──────── ROWS

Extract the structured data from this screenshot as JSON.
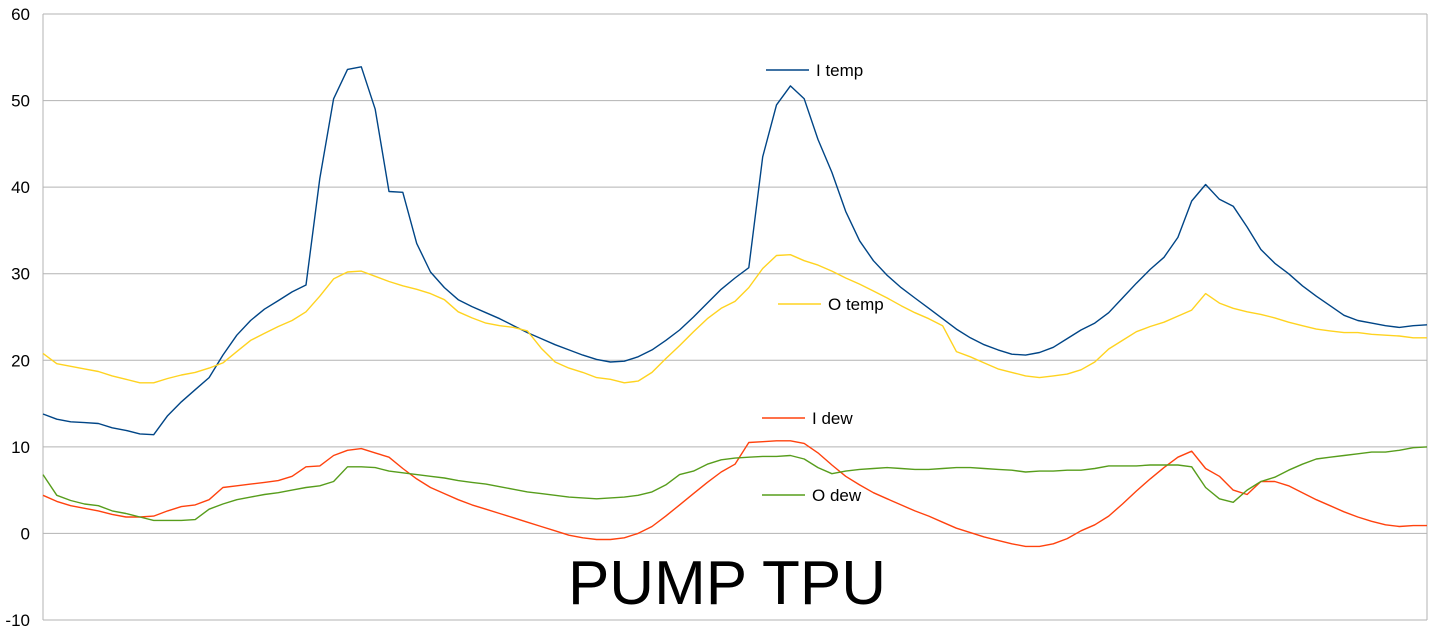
{
  "chart_data": {
    "type": "line",
    "title": "PUMP TPU",
    "xlabel": "",
    "ylabel": "",
    "ylim": [
      -10,
      60
    ],
    "yticks": [
      -10,
      0,
      10,
      20,
      30,
      40,
      50,
      60
    ],
    "grid": "horizontal",
    "legend_placement": "inline labels next to each series",
    "x": [
      0,
      1,
      2,
      3,
      4,
      5,
      6,
      7,
      8,
      9,
      10,
      11,
      12,
      13,
      14,
      15,
      16,
      17,
      18,
      19,
      20,
      21,
      22,
      23,
      24,
      25,
      26,
      27,
      28,
      29,
      30,
      31,
      32,
      33,
      34,
      35,
      36,
      37,
      38,
      39,
      40,
      41,
      42,
      43,
      44,
      45,
      46,
      47,
      48,
      49,
      50,
      51,
      52,
      53,
      54,
      55,
      56,
      57,
      58,
      59,
      60,
      61,
      62,
      63,
      64,
      65,
      66,
      67,
      68,
      69,
      70,
      71,
      72,
      73,
      74,
      75,
      76,
      77,
      78,
      79,
      80,
      81,
      82,
      83,
      84,
      85,
      86,
      87,
      88,
      89,
      90,
      91,
      92,
      93,
      94,
      95,
      96,
      97,
      98,
      99,
      100
    ],
    "series": [
      {
        "name": "I temp",
        "color": "#004586",
        "values": [
          13.8,
          13.2,
          12.9,
          12.8,
          12.7,
          12.2,
          11.9,
          11.5,
          11.4,
          13.6,
          15.2,
          16.6,
          18.0,
          20.6,
          22.9,
          24.6,
          25.9,
          26.9,
          27.9,
          28.7,
          41.0,
          50.2,
          53.6,
          53.9,
          49.0,
          39.5,
          39.4,
          33.5,
          30.2,
          28.4,
          27.0,
          26.2,
          25.5,
          24.8,
          24.0,
          23.2,
          22.5,
          21.8,
          21.2,
          20.6,
          20.1,
          19.8,
          19.9,
          20.4,
          21.2,
          22.3,
          23.5,
          25.0,
          26.6,
          28.2,
          29.5,
          30.7,
          43.5,
          49.5,
          51.7,
          50.2,
          45.5,
          41.7,
          37.2,
          33.8,
          31.5,
          29.8,
          28.4,
          27.2,
          26.0,
          24.8,
          23.6,
          22.6,
          21.8,
          21.2,
          20.7,
          20.6,
          20.9,
          21.5,
          22.5,
          23.5,
          24.3,
          25.5,
          27.2,
          28.9,
          30.5,
          31.9,
          34.2,
          38.4,
          40.3,
          38.6,
          37.8,
          35.4,
          32.8,
          31.2,
          30.0,
          28.6,
          27.4,
          26.3,
          25.2,
          24.6,
          24.3,
          24.0,
          23.8,
          24.0,
          24.1
        ]
      },
      {
        "name": "O temp",
        "color": "#ffd320",
        "values": [
          20.8,
          19.6,
          19.3,
          19.0,
          18.7,
          18.2,
          17.8,
          17.4,
          17.4,
          17.9,
          18.3,
          18.6,
          19.1,
          19.7,
          21.0,
          22.3,
          23.1,
          23.9,
          24.6,
          25.6,
          27.4,
          29.4,
          30.2,
          30.3,
          29.7,
          29.1,
          28.6,
          28.2,
          27.7,
          27.0,
          25.6,
          24.9,
          24.3,
          24.0,
          23.8,
          23.4,
          21.4,
          19.8,
          19.1,
          18.6,
          18.0,
          17.8,
          17.4,
          17.6,
          18.6,
          20.2,
          21.7,
          23.3,
          24.8,
          26.0,
          26.8,
          28.4,
          30.6,
          32.1,
          32.2,
          31.5,
          31.0,
          30.3,
          29.5,
          28.8,
          28.0,
          27.2,
          26.3,
          25.5,
          24.8,
          24.0,
          21.0,
          20.4,
          19.7,
          19.0,
          18.6,
          18.2,
          18.0,
          18.2,
          18.4,
          18.9,
          19.8,
          21.3,
          22.3,
          23.3,
          23.9,
          24.4,
          25.1,
          25.8,
          27.7,
          26.6,
          26.0,
          25.6,
          25.3,
          24.9,
          24.4,
          24.0,
          23.6,
          23.4,
          23.2,
          23.2,
          23.0,
          22.9,
          22.8,
          22.6,
          22.6
        ]
      },
      {
        "name": "I dew",
        "color": "#ff420e",
        "values": [
          4.4,
          3.7,
          3.2,
          2.9,
          2.6,
          2.2,
          1.9,
          1.9,
          2.0,
          2.6,
          3.1,
          3.3,
          3.9,
          5.3,
          5.5,
          5.7,
          5.9,
          6.1,
          6.6,
          7.7,
          7.8,
          9.0,
          9.6,
          9.8,
          9.3,
          8.8,
          7.5,
          6.3,
          5.3,
          4.6,
          3.9,
          3.3,
          2.8,
          2.3,
          1.8,
          1.3,
          0.8,
          0.3,
          -0.2,
          -0.5,
          -0.7,
          -0.7,
          -0.5,
          0.0,
          0.8,
          2.0,
          3.3,
          4.6,
          5.9,
          7.1,
          8.0,
          10.5,
          10.6,
          10.7,
          10.7,
          10.4,
          9.3,
          7.9,
          6.6,
          5.6,
          4.7,
          4.0,
          3.3,
          2.6,
          2.0,
          1.3,
          0.6,
          0.1,
          -0.4,
          -0.8,
          -1.2,
          -1.5,
          -1.5,
          -1.2,
          -0.6,
          0.3,
          1.0,
          2.0,
          3.4,
          4.9,
          6.3,
          7.6,
          8.8,
          9.5,
          7.5,
          6.6,
          5.0,
          4.5,
          6.0,
          6.0,
          5.5,
          4.7,
          3.9,
          3.2,
          2.5,
          1.9,
          1.4,
          1.0,
          0.8,
          0.9,
          0.9
        ]
      },
      {
        "name": "O dew",
        "color": "#579d1c",
        "values": [
          6.8,
          4.4,
          3.8,
          3.4,
          3.2,
          2.6,
          2.3,
          1.9,
          1.5,
          1.5,
          1.5,
          1.6,
          2.8,
          3.4,
          3.9,
          4.2,
          4.5,
          4.7,
          5.0,
          5.3,
          5.5,
          6.0,
          7.7,
          7.7,
          7.6,
          7.2,
          7.0,
          6.8,
          6.6,
          6.4,
          6.1,
          5.9,
          5.7,
          5.4,
          5.1,
          4.8,
          4.6,
          4.4,
          4.2,
          4.1,
          4.0,
          4.1,
          4.2,
          4.4,
          4.8,
          5.6,
          6.8,
          7.2,
          8.0,
          8.5,
          8.7,
          8.8,
          8.9,
          8.9,
          9.0,
          8.6,
          7.6,
          6.9,
          7.2,
          7.4,
          7.5,
          7.6,
          7.5,
          7.4,
          7.4,
          7.5,
          7.6,
          7.6,
          7.5,
          7.4,
          7.3,
          7.1,
          7.2,
          7.2,
          7.3,
          7.3,
          7.5,
          7.8,
          7.8,
          7.8,
          7.9,
          7.9,
          7.9,
          7.7,
          5.3,
          4.0,
          3.6,
          5.0,
          6.0,
          6.5,
          7.3,
          8.0,
          8.6,
          8.8,
          9.0,
          9.2,
          9.4,
          9.4,
          9.6,
          9.9,
          10.0
        ]
      }
    ],
    "legend": [
      {
        "label": "I temp",
        "series": "I temp"
      },
      {
        "label": "O temp",
        "series": "O temp"
      },
      {
        "label": "I dew",
        "series": "I dew"
      },
      {
        "label": "O dew",
        "series": "O dew"
      }
    ]
  }
}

────────────────

• [TASK REQUIREMENTS] In the records above, locate each line with the word "temp". Copy all such lines.

• [TASK ANSWER]
        "name": "I temp",
        "name": "O temp",
        "label": "I temp",
        "series": "I temp"
        "label": "O temp",
        "series": "O temp"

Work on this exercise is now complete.